_DIRECTIVE_:
Output every entry exactly, from the first line to the last.

---- EXERCISE MATERIALS

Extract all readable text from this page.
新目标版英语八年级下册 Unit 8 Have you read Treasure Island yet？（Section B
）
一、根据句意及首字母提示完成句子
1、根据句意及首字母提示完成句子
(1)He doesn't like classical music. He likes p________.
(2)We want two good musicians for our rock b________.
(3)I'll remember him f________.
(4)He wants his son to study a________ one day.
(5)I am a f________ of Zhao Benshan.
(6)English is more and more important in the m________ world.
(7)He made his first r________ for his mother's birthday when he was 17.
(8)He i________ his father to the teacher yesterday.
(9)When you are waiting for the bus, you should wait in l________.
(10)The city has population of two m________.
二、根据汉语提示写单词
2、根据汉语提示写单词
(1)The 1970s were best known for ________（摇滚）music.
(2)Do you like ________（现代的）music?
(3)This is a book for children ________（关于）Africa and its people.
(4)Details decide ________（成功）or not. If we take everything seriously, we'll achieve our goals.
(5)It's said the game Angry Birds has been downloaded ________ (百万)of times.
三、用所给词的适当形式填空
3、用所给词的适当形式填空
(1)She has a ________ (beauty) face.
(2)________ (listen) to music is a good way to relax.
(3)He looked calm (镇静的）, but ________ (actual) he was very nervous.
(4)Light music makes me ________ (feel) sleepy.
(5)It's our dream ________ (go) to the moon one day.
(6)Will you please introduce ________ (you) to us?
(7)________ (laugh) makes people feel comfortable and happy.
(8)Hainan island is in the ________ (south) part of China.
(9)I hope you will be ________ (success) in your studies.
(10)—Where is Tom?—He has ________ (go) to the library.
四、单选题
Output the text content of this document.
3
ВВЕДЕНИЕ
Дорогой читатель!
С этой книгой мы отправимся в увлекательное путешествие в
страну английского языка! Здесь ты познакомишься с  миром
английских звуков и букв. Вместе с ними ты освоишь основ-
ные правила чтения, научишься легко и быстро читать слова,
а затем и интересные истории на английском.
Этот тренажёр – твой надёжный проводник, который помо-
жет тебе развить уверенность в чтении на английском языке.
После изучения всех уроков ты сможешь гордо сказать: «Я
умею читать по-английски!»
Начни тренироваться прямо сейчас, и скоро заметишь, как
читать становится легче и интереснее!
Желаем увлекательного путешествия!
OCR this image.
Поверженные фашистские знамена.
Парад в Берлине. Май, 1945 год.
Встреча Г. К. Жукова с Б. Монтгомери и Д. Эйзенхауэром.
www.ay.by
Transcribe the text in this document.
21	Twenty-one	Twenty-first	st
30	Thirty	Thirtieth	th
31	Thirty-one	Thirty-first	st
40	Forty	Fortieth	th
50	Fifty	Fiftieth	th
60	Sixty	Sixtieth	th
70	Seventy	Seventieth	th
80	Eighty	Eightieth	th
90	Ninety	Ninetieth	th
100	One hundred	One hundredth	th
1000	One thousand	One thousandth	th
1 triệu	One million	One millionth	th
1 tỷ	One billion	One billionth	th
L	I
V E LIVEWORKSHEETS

--------

_TASK RESULT_:
Extract all readable text from this page.
新目标版英语八年级下册 Unit 8 Have you read Treasure Island yet？（Section B
）
一、根据句意及首字母提示完成句子
1、根据句意及首字母提示完成句子
(1)He doesn't like classical music. He likes p________.
(2)We want two good musicians for our rock b________.
(3)I'll remember him f________.
(4)He wants his son to study a________ one day.
(5)I am a f________ of Zhao Benshan.
(6)English is more and more important in the m________ world.
(7)He made his first r________ for his mother's birthday when he was 17.
(8)He i________ his father to the teacher yesterday.
(9)When you are waiting for the bus, you should wait in l________.
(10)The city has population of two m________.
二、根据汉语提示写单词
2、根据汉语提示写单词
(1)The 1970s were best known for ________（摇滚）music.
(2)Do you like ________（现代的）music?
(3)This is a book for children ________（关于）Africa and its people.
(4)Details decide ________（成功）or not. If we take everything seriously, we'll achieve our goals.
(5)It's said the game Angry Birds has been downloaded ________ (百万)of times.
三、用所给词的适当形式填空
3、用所给词的适当形式填空
(1)She has a ________ (beauty) face.
(2)________ (listen) to music is a good way to relax.
(3)He looked calm (镇静的）, but ________ (actual) he was very nervous.
(4)Light music makes me ________ (feel) sleepy.
(5)It's our dream ________ (go) to the moon one day.
(6)Will you please introduce ________ (you) to us?
(7)________ (laugh) makes people feel comfortable and happy.
(8)Hainan island is in the ________ (south) part of China.
(9)I hope you will be ________ (success) in your studies.
(10)—Where is Tom?—He has ________ (go) to the library.
四、单选题
Output the text content of this document.
3
ВВЕДЕНИЕ
Дорогой читатель!
С этой книгой мы отправимся в увлекательное путешествие в
страну английского языка! Здесь ты познакомишься с  миром
английских звуков и букв. Вместе с ними ты освоишь основ-
ные правила чтения, научишься легко и быстро читать слова,
а затем и интересные истории на английском.
Этот тренажёр – твой надёжный проводник, который помо-
жет тебе развить уверенность в чтении на английском языке.
После изучения всех уроков ты сможешь гордо сказать: «Я
умею читать по-английски!»
Начни тренироваться прямо сейчас, и скоро заметишь, как
читать становится легче и интереснее!
Желаем увлекательного путешествия!
OCR this image.
Поверженные фашистские знамена.
Парад в Берлине. Май, 1945 год.
Встреча Г. К. Жукова с Б. Монтгомери и Д. Эйзенхауэром.
www.ay.by
Transcribe the text in this document.
21	Twenty-one	Twenty-first	st
30	Thirty	Thirtieth	th
31	Thirty-one	Thirty-first	st
40	Forty	Fortieth	th
50	Fifty	Fiftieth	th
60	Sixty	Sixtieth	th
70	Seventy	Seventieth	th
80	Eighty	Eightieth	th
90	Ninety	Ninetieth	th
100	One hundred	One hundredth	th
1000	One thousand	One thousandth	th
1 triệu	One million	One millionth	th
1 tỷ	One billion	One billionth	th
L	I
V E LIVEWORKSHEETS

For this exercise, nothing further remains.